Pick out each line of the records in which the word "spacing" appears.

------ Dataset entries

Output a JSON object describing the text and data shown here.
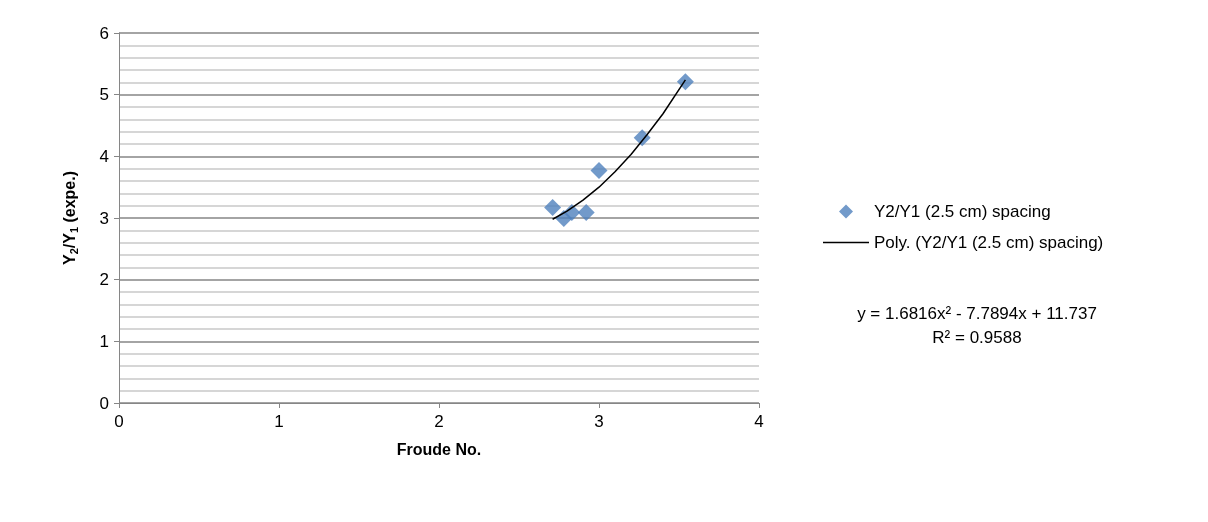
{
  "chart_data": {
    "type": "scatter",
    "xlabel": "Froude No.",
    "ylabel": "Y$_{2}$/Y$_{1}$ (expe.)",
    "xlim": [
      0,
      4
    ],
    "xticks": [
      0,
      1,
      2,
      3,
      4
    ],
    "ylim": [
      0,
      6
    ],
    "yticks": [
      0,
      1,
      2,
      3,
      4,
      5,
      6
    ],
    "grid": "y",
    "legend": "right",
    "series": [
      {
        "name": "Y2/Y1 (2.5 cm) spacing",
        "color": "#4f81bd",
        "marker": "diamond",
        "x": [
          2.71,
          2.78,
          2.83,
          2.92,
          3.0,
          3.27,
          3.54
        ],
        "values": [
          3.17,
          2.99,
          3.09,
          3.09,
          3.77,
          4.3,
          5.21
        ]
      },
      {
        "name": "Poly. (Y2/Y1 (2.5 cm) spacing)",
        "type": "line",
        "color": "#000000",
        "marker": "none",
        "line_style": "solid",
        "x": [
          2.71,
          2.8,
          2.9,
          3.0,
          3.1,
          3.2,
          3.3,
          3.4,
          3.54
        ],
        "values": [
          2.98,
          3.11,
          3.29,
          3.5,
          3.75,
          4.03,
          4.35,
          4.69,
          5.24
        ]
      }
    ],
    "annotations": [
      "y = 1.6816x² - 7.7894x + 11.737",
      "R² = 0.9588"
    ]
  }
}
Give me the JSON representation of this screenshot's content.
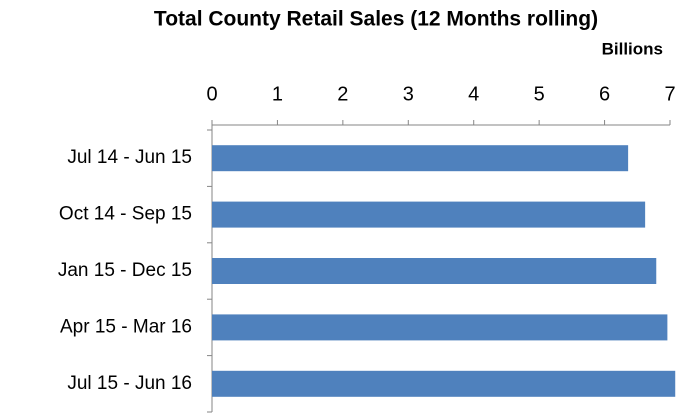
{
  "chart_data": {
    "type": "barh",
    "title": "Total County Retail Sales (12 Months rolling)",
    "axis_unit": "Billions",
    "categories": [
      "Jul 14 - Jun 15",
      "Oct 14 - Sep 15",
      "Jan 15 - Dec 15",
      "Apr 15 - Mar 16",
      "Jul 15 - Jun 16"
    ],
    "values": [
      6.36,
      6.62,
      6.79,
      6.96,
      7.08
    ],
    "color": "#4f81bd",
    "xlim": [
      0,
      7
    ],
    "xticks": [
      0,
      1,
      2,
      3,
      4,
      5,
      6,
      7
    ],
    "grid": false
  }
}
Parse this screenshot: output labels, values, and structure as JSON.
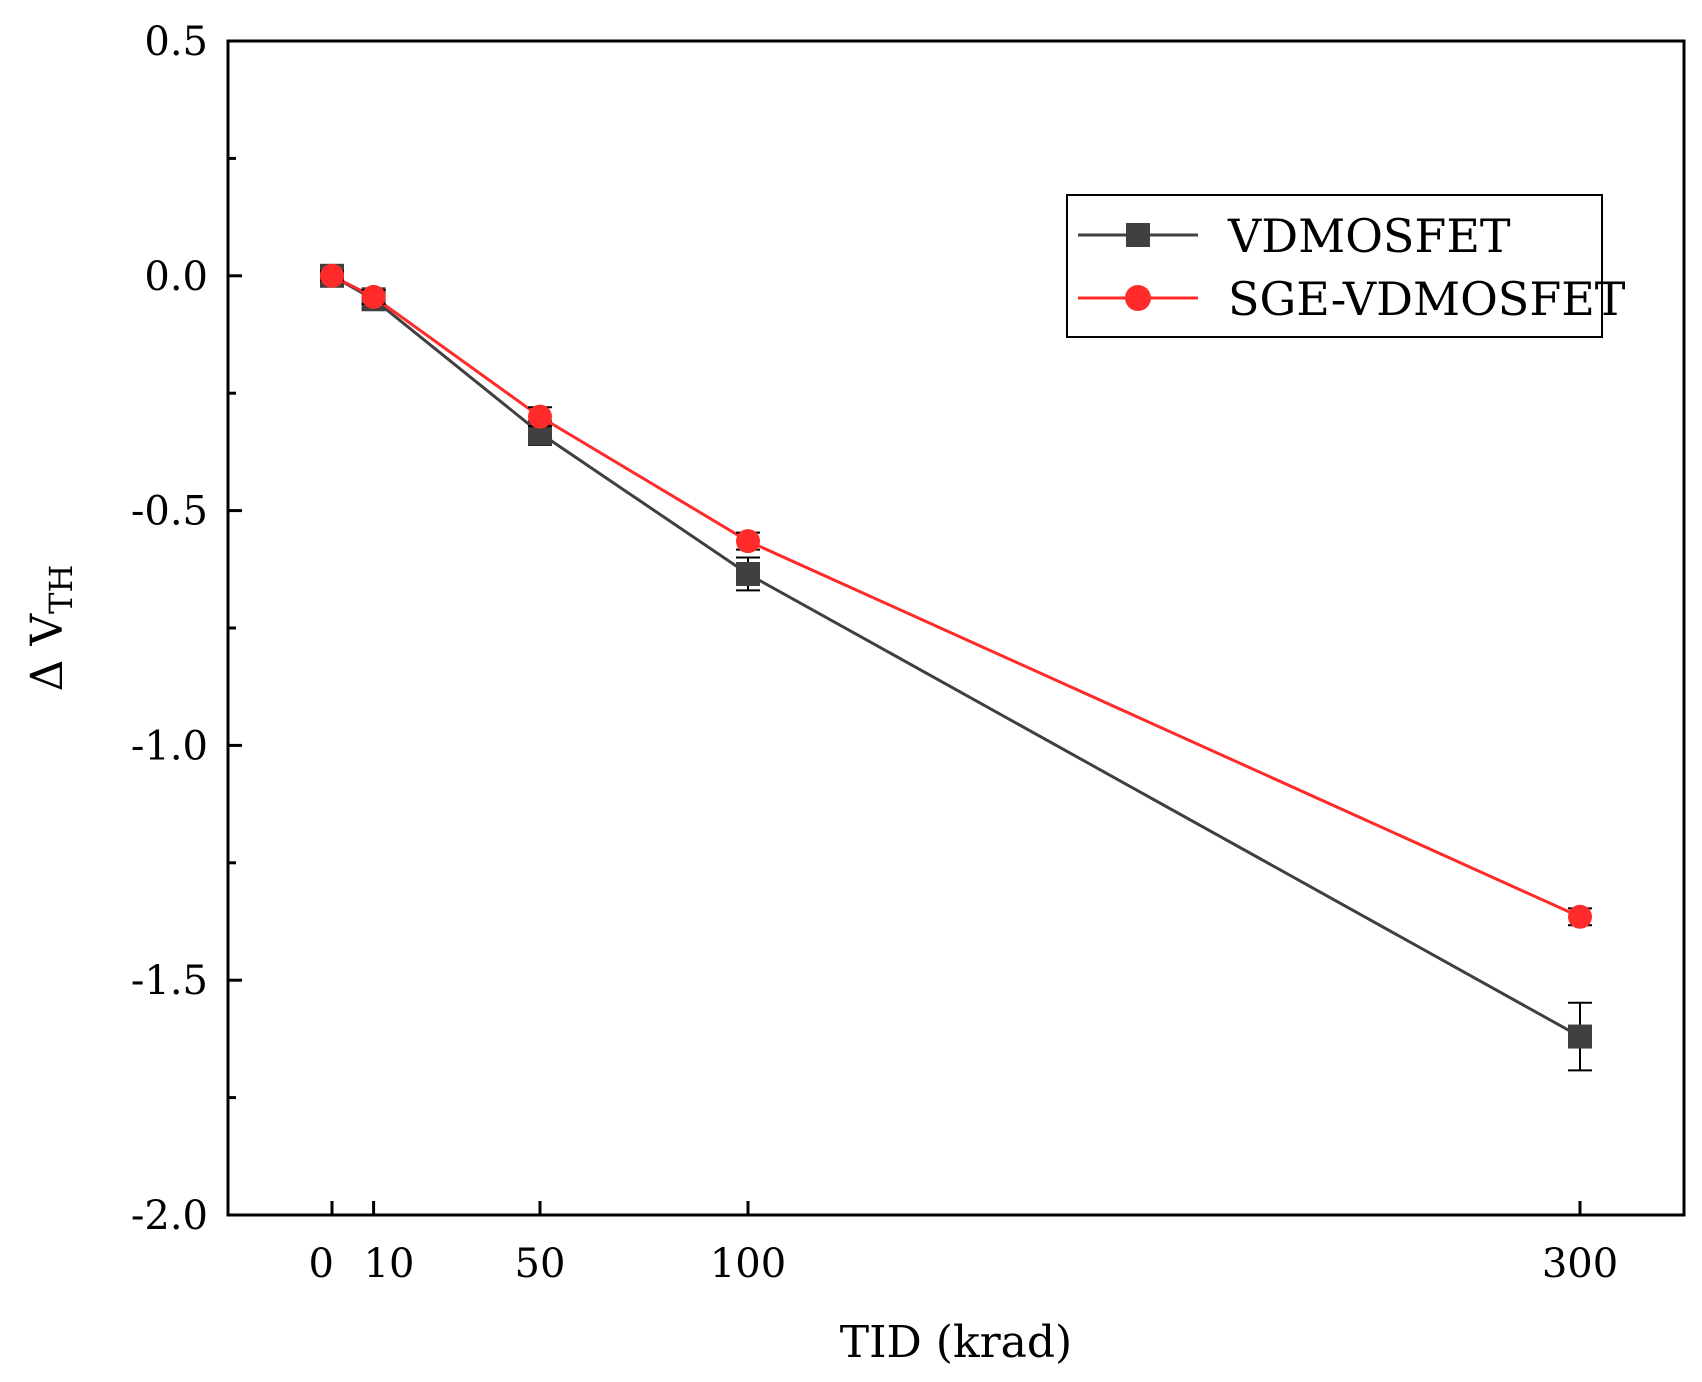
{
  "chart_data": {
    "type": "line",
    "title": "",
    "xlabel": "TID (krad)",
    "ylabel": {
      "main": "Δ V",
      "sub": "TH"
    },
    "x": [
      0,
      10,
      50,
      100,
      300
    ],
    "x_tick_labels": [
      "0",
      "10",
      "50",
      "100",
      "300"
    ],
    "xlim": [
      -25,
      325
    ],
    "ylim": [
      -2.0,
      0.5
    ],
    "y_ticks": [
      0.5,
      0.0,
      -0.5,
      -1.0,
      -1.5,
      -2.0
    ],
    "y_tick_labels": [
      "0.5",
      "0.0",
      "-0.5",
      "-1.0",
      "-1.5",
      "-2.0"
    ],
    "y_minor_ticks": [
      0.25,
      -0.25,
      -0.75,
      -1.25,
      -1.75
    ],
    "grid": false,
    "legend_position": "top-right",
    "series": [
      {
        "name": "VDMOSFET",
        "color": "#404040",
        "marker": "square",
        "values": [
          0.0,
          -0.05,
          -0.335,
          -0.635,
          -1.62
        ],
        "errors": [
          0.01,
          0.02,
          0.025,
          0.035,
          0.072
        ]
      },
      {
        "name": "SGE-VDMOSFET",
        "color": "#ff2b2b",
        "marker": "circle",
        "values": [
          0.0,
          -0.045,
          -0.3,
          -0.565,
          -1.365
        ],
        "errors": [
          0.01,
          0.015,
          0.02,
          0.018,
          0.018
        ]
      }
    ]
  }
}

------------

> **Answer to the task**:
        "name": "Y2/Y1 (2.5 cm) spacing",
        "name": "Poly. (Y2/Y1 (2.5 cm) spacing)",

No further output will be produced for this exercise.